MATERIAL PROVIDED:

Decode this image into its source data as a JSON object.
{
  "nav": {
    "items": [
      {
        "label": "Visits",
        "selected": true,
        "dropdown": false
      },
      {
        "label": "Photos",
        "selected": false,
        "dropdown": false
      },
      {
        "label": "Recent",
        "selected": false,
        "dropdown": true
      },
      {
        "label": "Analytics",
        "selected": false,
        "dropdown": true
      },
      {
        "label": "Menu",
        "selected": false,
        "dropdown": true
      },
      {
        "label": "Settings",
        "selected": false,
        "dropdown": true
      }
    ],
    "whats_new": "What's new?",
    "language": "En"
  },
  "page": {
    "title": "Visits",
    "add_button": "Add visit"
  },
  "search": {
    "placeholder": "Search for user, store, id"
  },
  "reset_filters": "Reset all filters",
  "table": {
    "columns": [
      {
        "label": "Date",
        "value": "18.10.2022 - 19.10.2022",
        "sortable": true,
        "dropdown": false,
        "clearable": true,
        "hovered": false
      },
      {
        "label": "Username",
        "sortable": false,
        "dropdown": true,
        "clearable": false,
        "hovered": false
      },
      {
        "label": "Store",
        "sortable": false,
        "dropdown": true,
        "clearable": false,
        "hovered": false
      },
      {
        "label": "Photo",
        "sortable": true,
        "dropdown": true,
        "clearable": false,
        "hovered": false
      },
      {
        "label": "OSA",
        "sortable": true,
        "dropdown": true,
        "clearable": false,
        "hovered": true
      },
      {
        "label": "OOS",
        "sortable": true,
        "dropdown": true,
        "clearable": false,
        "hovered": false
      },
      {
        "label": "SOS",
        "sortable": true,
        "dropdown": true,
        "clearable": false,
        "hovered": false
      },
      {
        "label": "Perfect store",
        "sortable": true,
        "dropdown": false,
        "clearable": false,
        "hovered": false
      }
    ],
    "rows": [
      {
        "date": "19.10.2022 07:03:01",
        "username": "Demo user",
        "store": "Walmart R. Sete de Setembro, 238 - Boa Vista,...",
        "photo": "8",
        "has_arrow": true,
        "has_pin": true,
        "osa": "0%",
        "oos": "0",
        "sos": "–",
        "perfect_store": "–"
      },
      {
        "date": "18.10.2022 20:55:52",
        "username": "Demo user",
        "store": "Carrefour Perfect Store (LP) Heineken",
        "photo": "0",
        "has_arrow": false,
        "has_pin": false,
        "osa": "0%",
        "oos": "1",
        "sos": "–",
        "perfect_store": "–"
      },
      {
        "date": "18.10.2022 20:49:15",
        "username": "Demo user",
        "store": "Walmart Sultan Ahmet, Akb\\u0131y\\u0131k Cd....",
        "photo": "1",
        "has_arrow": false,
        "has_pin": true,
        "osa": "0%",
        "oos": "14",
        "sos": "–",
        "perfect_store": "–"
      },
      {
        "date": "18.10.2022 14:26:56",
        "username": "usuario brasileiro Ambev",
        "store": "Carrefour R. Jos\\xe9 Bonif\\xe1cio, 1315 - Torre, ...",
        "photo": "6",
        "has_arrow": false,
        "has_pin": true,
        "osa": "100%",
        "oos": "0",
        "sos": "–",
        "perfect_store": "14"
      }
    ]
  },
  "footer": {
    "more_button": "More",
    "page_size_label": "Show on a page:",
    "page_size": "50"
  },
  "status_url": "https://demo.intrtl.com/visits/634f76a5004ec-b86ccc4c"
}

GOAL:
Retype all of the material, keeping each line exact.

SOLUTION TO THIS PROBLEM:
Decode this image into its source data as a JSON object.
{
  "nav": {
    "items": [
      {
        "label": "Visits",
        "selected": true,
        "dropdown": false
      },
      {
        "label": "Photos",
        "selected": false,
        "dropdown": false
      },
      {
        "label": "Recent",
        "selected": false,
        "dropdown": true
      },
      {
        "label": "Analytics",
        "selected": false,
        "dropdown": true
      },
      {
        "label": "Menu",
        "selected": false,
        "dropdown": true
      },
      {
        "label": "Settings",
        "selected": false,
        "dropdown": true
      }
    ],
    "whats_new": "What's new?",
    "language": "En"
  },
  "page": {
    "title": "Visits",
    "add_button": "Add visit"
  },
  "search": {
    "placeholder": "Search for user, store, id"
  },
  "reset_filters": "Reset all filters",
  "table": {
    "columns": [
      {
        "label": "Date",
        "value": "18.10.2022 - 19.10.2022",
        "sortable": true,
        "dropdown": false,
        "clearable": true,
        "hovered": false
      },
      {
        "label": "Username",
        "sortable": false,
        "dropdown": true,
        "clearable": false,
        "hovered": false
      },
      {
        "label": "Store",
        "sortable": false,
        "dropdown": true,
        "clearable": false,
        "hovered": false
      },
      {
        "label": "Photo",
        "sortable": true,
        "dropdown": true,
        "clearable": false,
        "hovered": false
      },
      {
        "label": "OSA",
        "sortable": true,
        "dropdown": true,
        "clearable": false,
        "hovered": true
      },
      {
        "label": "OOS",
        "sortable": true,
        "dropdown": true,
        "clearable": false,
        "hovered": false
      },
      {
        "label": "SOS",
        "sortable": true,
        "dropdown": true,
        "clearable": false,
        "hovered": false
      },
      {
        "label": "Perfect store",
        "sortable": true,
        "dropdown": false,
        "clearable": false,
        "hovered": false
      }
    ],
    "rows": [
      {
        "date": "19.10.2022 07:03:01",
        "username": "Demo user",
        "store": "Walmart R. Sete de Setembro, 238 - Boa Vista,...",
        "photo": "8",
        "has_arrow": true,
        "has_pin": true,
        "osa": "0%",
        "oos": "0",
        "sos": "–",
        "perfect_store": "–"
      },
      {
        "date": "18.10.2022 20:55:52",
        "username": "Demo user",
        "store": "Carrefour Perfect Store (LP) Heineken",
        "photo": "0",
        "has_arrow": false,
        "has_pin": false,
        "osa": "0%",
        "oos": "1",
        "sos": "–",
        "perfect_store": "–"
      },
      {
        "date": "18.10.2022 20:49:15",
        "username": "Demo user",
        "store": "Walmart Sultan Ahmet, Akb\\u0131y\\u0131k Cd....",
        "photo": "1",
        "has_arrow": false,
        "has_pin": true,
        "osa": "0%",
        "oos": "14",
        "sos": "–",
        "perfect_store": "–"
      },
      {
        "date": "18.10.2022 14:26:56",
        "username": "usuario brasileiro Ambev",
        "store": "Carrefour R. Jos\\xe9 Bonif\\xe1cio, 1315 - Torre, ...",
        "photo": "6",
        "has_arrow": false,
        "has_pin": true,
        "osa": "100%",
        "oos": "0",
        "sos": "–",
        "perfect_store": "14"
      }
    ]
  },
  "footer": {
    "more_button": "More",
    "page_size_label": "Show on a page:",
    "page_size": "50"
  },
  "status_url": "https://demo.intrtl.com/visits/634f76a5004ec-b86ccc4c"
}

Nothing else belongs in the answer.